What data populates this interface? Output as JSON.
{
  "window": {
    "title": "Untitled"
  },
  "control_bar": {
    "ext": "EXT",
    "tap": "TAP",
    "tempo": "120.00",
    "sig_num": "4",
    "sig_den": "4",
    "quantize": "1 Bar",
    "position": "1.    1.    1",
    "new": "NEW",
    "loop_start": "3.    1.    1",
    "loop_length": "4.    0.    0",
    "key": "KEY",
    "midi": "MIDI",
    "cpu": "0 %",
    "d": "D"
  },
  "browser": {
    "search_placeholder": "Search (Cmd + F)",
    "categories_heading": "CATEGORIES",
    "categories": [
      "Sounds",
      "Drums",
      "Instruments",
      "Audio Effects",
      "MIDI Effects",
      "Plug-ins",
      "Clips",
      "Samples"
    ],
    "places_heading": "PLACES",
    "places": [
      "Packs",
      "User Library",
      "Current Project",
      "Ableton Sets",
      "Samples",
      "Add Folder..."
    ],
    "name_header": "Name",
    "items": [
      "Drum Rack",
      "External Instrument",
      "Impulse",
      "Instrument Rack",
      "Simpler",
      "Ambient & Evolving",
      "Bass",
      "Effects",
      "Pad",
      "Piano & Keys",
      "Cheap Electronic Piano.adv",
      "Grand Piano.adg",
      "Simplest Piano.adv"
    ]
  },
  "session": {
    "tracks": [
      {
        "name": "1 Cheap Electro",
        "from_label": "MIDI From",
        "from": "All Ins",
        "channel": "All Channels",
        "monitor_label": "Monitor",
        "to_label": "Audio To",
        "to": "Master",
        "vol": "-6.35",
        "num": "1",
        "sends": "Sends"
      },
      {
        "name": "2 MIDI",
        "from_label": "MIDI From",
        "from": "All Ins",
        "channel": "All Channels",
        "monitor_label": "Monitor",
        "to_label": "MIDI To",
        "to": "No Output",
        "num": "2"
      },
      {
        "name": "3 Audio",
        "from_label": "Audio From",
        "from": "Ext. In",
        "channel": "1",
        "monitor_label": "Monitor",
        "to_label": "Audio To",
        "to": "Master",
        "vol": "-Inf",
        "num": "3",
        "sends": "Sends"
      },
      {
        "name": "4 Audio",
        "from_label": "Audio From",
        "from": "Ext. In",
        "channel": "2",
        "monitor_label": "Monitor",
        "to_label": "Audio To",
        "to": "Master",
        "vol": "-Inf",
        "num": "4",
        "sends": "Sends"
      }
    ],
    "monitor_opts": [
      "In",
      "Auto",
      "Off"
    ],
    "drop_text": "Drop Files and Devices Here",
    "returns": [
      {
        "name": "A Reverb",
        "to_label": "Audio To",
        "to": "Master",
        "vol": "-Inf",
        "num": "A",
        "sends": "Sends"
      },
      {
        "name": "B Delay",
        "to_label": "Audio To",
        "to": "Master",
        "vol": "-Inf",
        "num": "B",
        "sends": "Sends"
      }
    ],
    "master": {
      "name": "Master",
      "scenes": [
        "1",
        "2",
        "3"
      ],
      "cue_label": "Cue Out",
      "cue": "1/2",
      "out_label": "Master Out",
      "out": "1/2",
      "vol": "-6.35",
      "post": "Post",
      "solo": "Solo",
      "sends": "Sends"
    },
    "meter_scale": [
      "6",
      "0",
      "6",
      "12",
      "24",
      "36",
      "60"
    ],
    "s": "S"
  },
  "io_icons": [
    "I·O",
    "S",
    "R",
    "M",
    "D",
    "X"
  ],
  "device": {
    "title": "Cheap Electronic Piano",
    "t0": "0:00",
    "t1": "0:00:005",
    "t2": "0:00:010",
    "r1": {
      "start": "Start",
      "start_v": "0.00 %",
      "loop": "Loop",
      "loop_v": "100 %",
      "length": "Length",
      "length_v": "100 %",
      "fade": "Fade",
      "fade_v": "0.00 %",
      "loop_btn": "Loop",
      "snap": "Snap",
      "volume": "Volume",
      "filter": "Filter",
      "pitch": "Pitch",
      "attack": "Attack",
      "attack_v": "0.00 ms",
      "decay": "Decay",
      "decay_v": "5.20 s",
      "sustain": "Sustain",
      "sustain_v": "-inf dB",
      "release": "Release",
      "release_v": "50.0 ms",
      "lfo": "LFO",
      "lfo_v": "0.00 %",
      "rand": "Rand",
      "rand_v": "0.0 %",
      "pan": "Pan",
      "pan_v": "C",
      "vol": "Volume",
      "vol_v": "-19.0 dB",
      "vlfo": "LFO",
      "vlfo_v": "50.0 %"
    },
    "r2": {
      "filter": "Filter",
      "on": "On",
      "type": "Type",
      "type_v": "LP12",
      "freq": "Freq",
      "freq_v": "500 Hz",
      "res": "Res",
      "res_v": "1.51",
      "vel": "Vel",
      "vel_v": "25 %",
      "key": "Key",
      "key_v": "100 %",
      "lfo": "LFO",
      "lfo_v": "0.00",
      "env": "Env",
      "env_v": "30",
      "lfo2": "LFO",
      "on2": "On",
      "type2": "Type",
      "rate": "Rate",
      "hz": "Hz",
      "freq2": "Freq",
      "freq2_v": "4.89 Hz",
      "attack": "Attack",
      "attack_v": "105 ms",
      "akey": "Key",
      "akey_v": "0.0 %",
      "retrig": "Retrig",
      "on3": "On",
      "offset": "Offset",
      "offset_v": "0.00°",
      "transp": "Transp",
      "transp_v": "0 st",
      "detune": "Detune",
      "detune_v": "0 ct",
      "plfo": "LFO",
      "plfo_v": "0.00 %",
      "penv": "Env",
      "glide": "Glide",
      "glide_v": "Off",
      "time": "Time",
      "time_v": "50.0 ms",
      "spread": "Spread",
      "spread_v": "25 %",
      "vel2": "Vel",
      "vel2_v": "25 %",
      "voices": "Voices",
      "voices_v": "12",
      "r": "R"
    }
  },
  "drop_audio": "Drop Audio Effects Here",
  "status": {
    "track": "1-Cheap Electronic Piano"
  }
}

• [What you have to do] Say how many lines in the records above hold "title", and give no other text.

• [Exercise answer] 2